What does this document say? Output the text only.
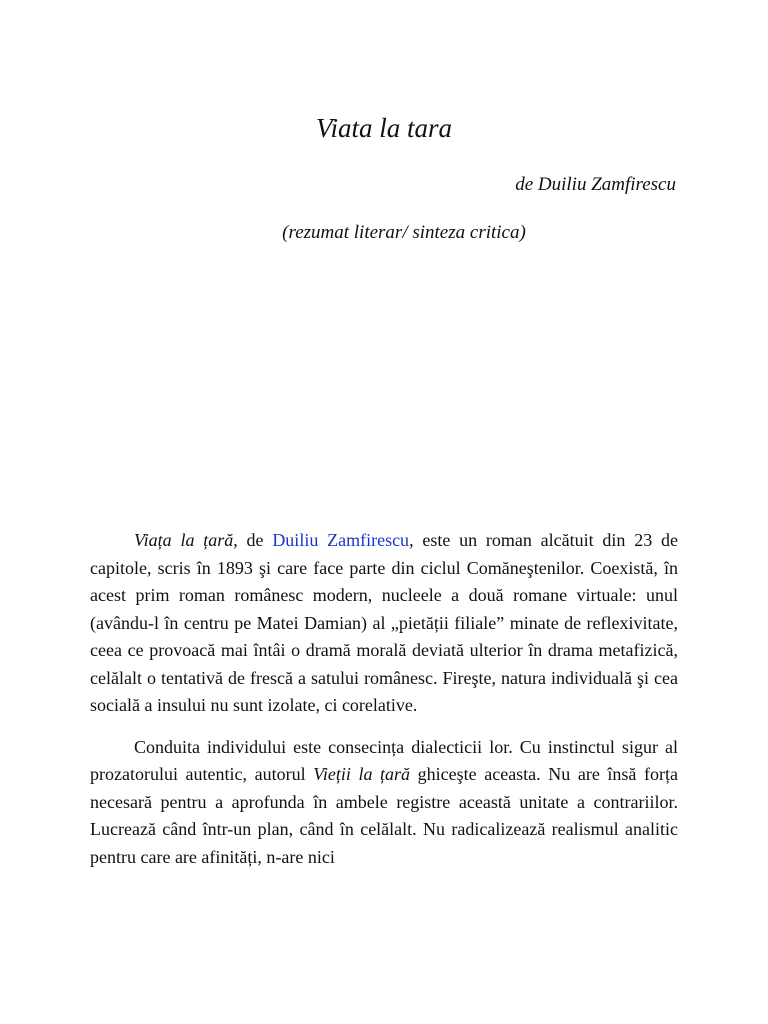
Viata la tara
de Duiliu Zamfirescu
(rezumat literar/ sinteza critica)

Viața la țară, de Duiliu Zamfirescu, este un roman alcătuit din 23 de capitole, scris în 1893 şi care face parte din ciclul Comăneştenilor. Coexistă, în acest prim roman românesc modern, nucleele a două romane virtuale: unul (avându-l în centru pe Matei Damian) al „pietății filiale” minate de reflexivitate, ceea ce provoacă mai întâi o dramă morală deviată ulterior în drama metafizică, celălalt o tentativă de frescă a satului românesc. Fireşte, natura individuală şi cea socială a insului nu sunt izolate, ci corelative.

Conduita individului este consecința dialecticii lor. Cu instinctul sigur al prozatorului autentic, autorul Vieții la țară ghiceşte aceasta. Nu are însă forța necesară pentru a aprofunda în ambele registre această unitate a contrariilor. Lucrează când într-un plan, când în celălalt. Nu radicalizează realismul analitic pentru care are afinități, n-are nici
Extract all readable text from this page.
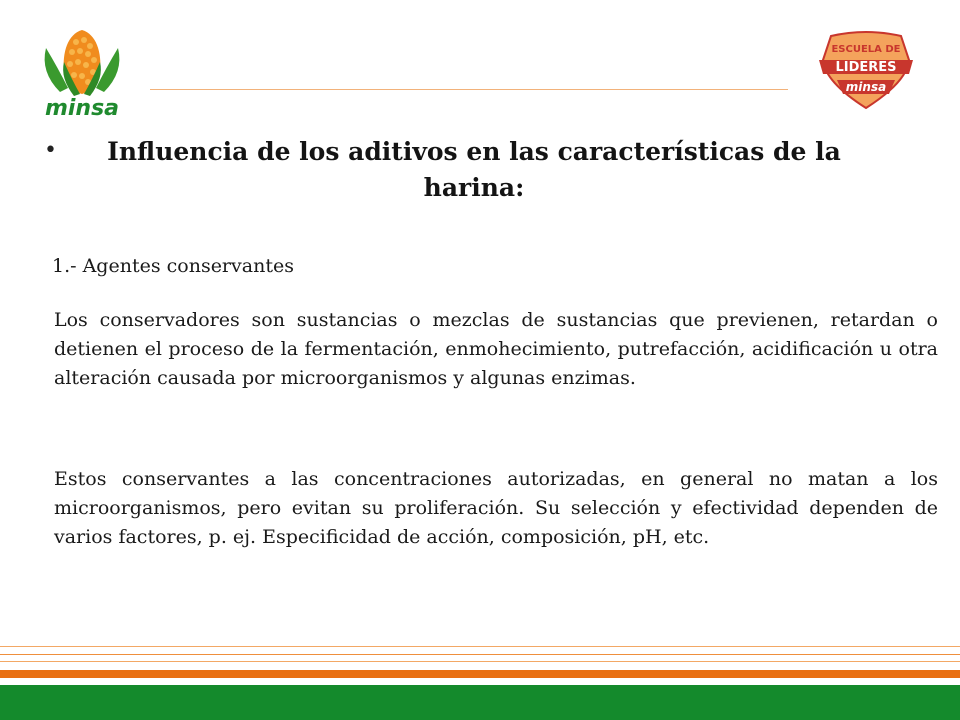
minsa
ESCUELA DE
LIDERES
minsa
•	Influencia de los aditivos en las características de la harina:

1.- Agentes conservantes

Los conservadores son sustancias o mezclas de sustancias que previenen, retardan o detienen el proceso de la fermentación, enmohecimiento, putrefacción, acidificación u otra alteración causada por microorganismos y algunas enzimas.

Estos conservantes a las concentraciones autorizadas, en general no matan a los microorganismos, pero evitan su proliferación. Su selección y efectividad dependen de varios factores, p. ej. Especificidad de acción, composición, pH, etc.
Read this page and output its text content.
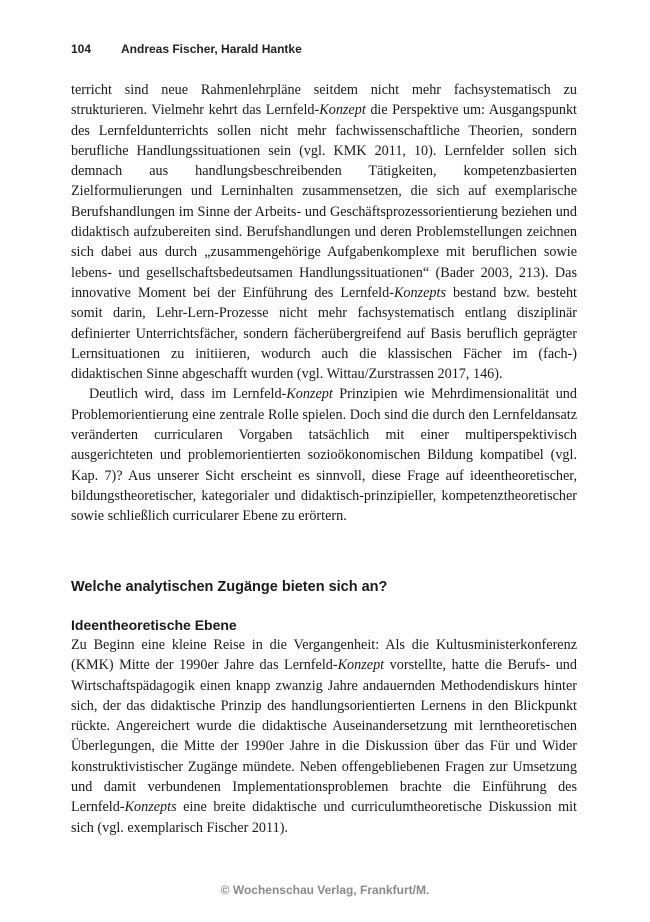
104 Andreas Fischer, Harald Hantke

terricht sind neue Rahmenlehrpläne seitdem nicht mehr fachsystematisch zu strukturieren. Vielmehr kehrt das Lernfeld-Konzept die Perspektive um: Ausgangspunkt des Lernfeldunterrichts sollen nicht mehr fachwissenschaftliche Theorien, sondern berufliche Handlungssituationen sein (vgl. KMK 2011, 10). Lernfelder sollen sich demnach aus handlungsbeschreibenden Tätigkeiten, kompetenzbasierten Zielformulierungen und Lerninhalten zusammensetzen, die sich auf exemplarische Berufshandlungen im Sinne der Arbeits- und Geschäftsprozessorientierung beziehen und didaktisch aufzubereiten sind. Berufshandlungen und deren Problemstellungen zeichnen sich dabei aus durch „zusammengehörige Aufgabenkomplexe mit beruflichen sowie lebens- und gesellschaftsbedeutsamen Handlungssituationen“ (Bader 2003, 213). Das innovative Moment bei der Einführung des Lernfeld-Konzepts bestand bzw. besteht somit darin, Lehr-Lern-Prozesse nicht mehr fachsystematisch entlang disziplinär definierter Unterrichtsfächer, sondern fächerübergreifend auf Basis beruflich geprägter Lernsituationen zu initiieren, wodurch auch die klassischen Fächer im (fach-) didaktischen Sinne abgeschafft wurden (vgl. Wittau/Zurstrassen 2017, 146).

Deutlich wird, dass im Lernfeld-Konzept Prinzipien wie Mehrdimensionalität und Problemorientierung eine zentrale Rolle spielen. Doch sind die durch den Lernfeldansatz veränderten curricularen Vorgaben tatsächlich mit einer multiperspektivisch ausgerichteten und problemorientierten sozioökonomischen Bildung kompatibel (vgl. Kap. 7)? Aus unserer Sicht erscheint es sinnvoll, diese Frage auf ideentheoretischer, bildungstheoretischer, kategorialer und didaktisch-prinzipieller, kompetenztheoretischer sowie schließlich curricularer Ebene zu erörtern.

Welche analytischen Zugänge bieten sich an?
Ideentheoretische Ebene

Zu Beginn eine kleine Reise in die Vergangenheit: Als die Kultusministerkonferenz (KMK) Mitte der 1990er Jahre das Lernfeld-Konzept vorstellte, hatte die Berufs- und Wirtschaftspädagogik einen knapp zwanzig Jahre andauernden Methodendiskurs hinter sich, der das didaktische Prinzip des handlungsorientierten Lernens in den Blickpunkt rückte. Angereichert wurde die didaktische Auseinandersetzung mit lerntheoretischen Überlegungen, die Mitte der 1990er Jahre in die Diskussion über das Für und Wider konstruktivistischer Zugänge mündete. Neben offengebliebenen Fragen zur Umsetzung und damit verbundenen Implementationsproblemen brachte die Einführung des Lernfeld-Konzepts eine breite didaktische und curriculumtheoretische Diskussion mit sich (vgl. exemplarisch Fischer 2011).

© Wochenschau Verlag, Frankfurt/M.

## Task directions
State the number of lines that contain the string "Zamfirescu", with no other words.

## Result of the exercise
2